**Work instruction:** Set down the data below in full and exactly, minus the pictures.

———

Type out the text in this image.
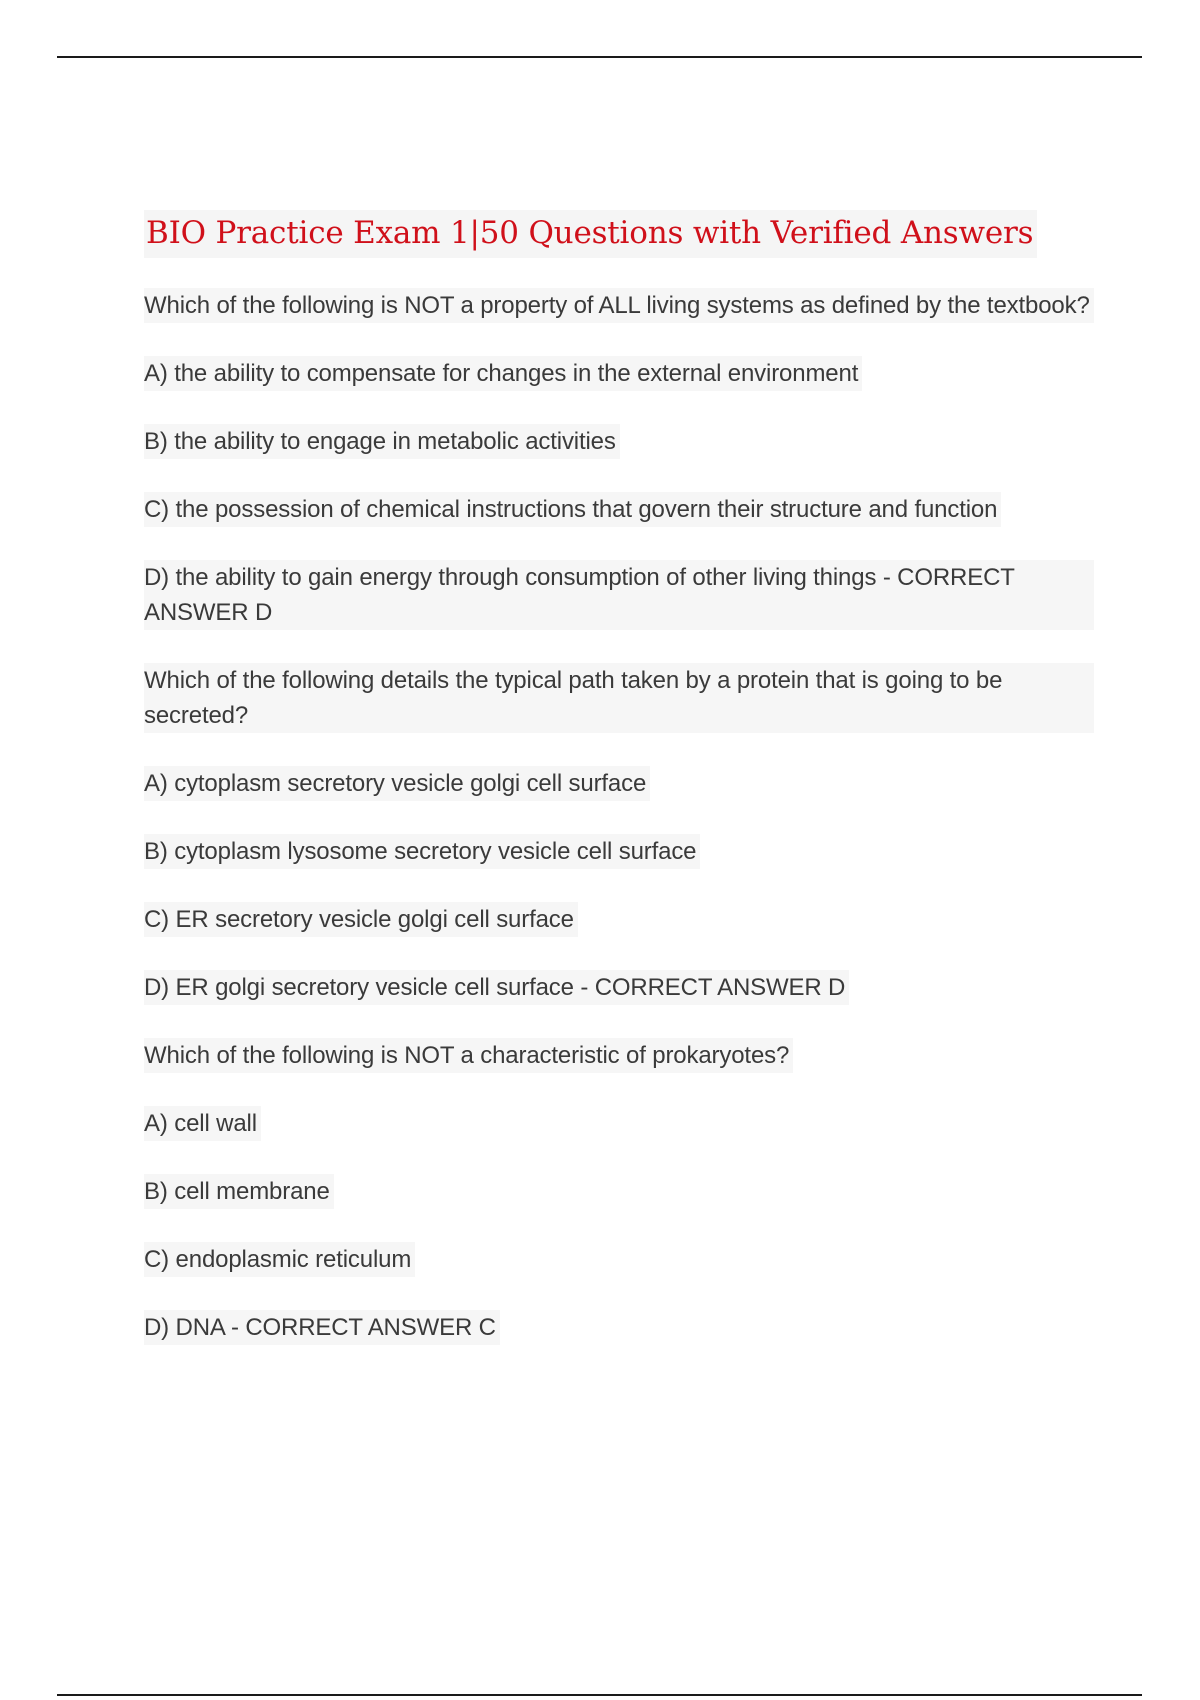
BIO Practice Exam 1|50 Questions with Verified Answers
Which of the following is NOT a property of ALL living systems as defined by the textbook?
A) the ability to compensate for changes in the external environment
B) the ability to engage in metabolic activities
C) the possession of chemical instructions that govern their structure and function
D) the ability to gain energy through consumption of other living things - CORRECT ANSWER D
Which of the following details the typical path taken by a protein that is going to be secreted?
A) cytoplasm secretory vesicle golgi cell surface
B) cytoplasm lysosome secretory vesicle cell surface
C) ER secretory vesicle golgi cell surface
D) ER golgi secretory vesicle cell surface - CORRECT ANSWER D
Which of the following is NOT a characteristic of prokaryotes?
A) cell wall
B) cell membrane
C) endoplasmic reticulum
D) DNA - CORRECT ANSWER C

———

**Exercise response:**
Type out the text in this image.
BIO Practice Exam 1|50 Questions with Verified Answers
Which of the following is NOT a property of ALL living systems as defined by the textbook?
A) the ability to compensate for changes in the external environment
B) the ability to engage in metabolic activities
C) the possession of chemical instructions that govern their structure and function
D) the ability to gain energy through consumption of other living things - CORRECT ANSWER D
Which of the following details the typical path taken by a protein that is going to be secreted?
A) cytoplasm secretory vesicle golgi cell surface
B) cytoplasm lysosome secretory vesicle cell surface
C) ER secretory vesicle golgi cell surface
D) ER golgi secretory vesicle cell surface - CORRECT ANSWER D
Which of the following is NOT a characteristic of prokaryotes?
A) cell wall
B) cell membrane
C) endoplasmic reticulum
D) DNA - CORRECT ANSWER C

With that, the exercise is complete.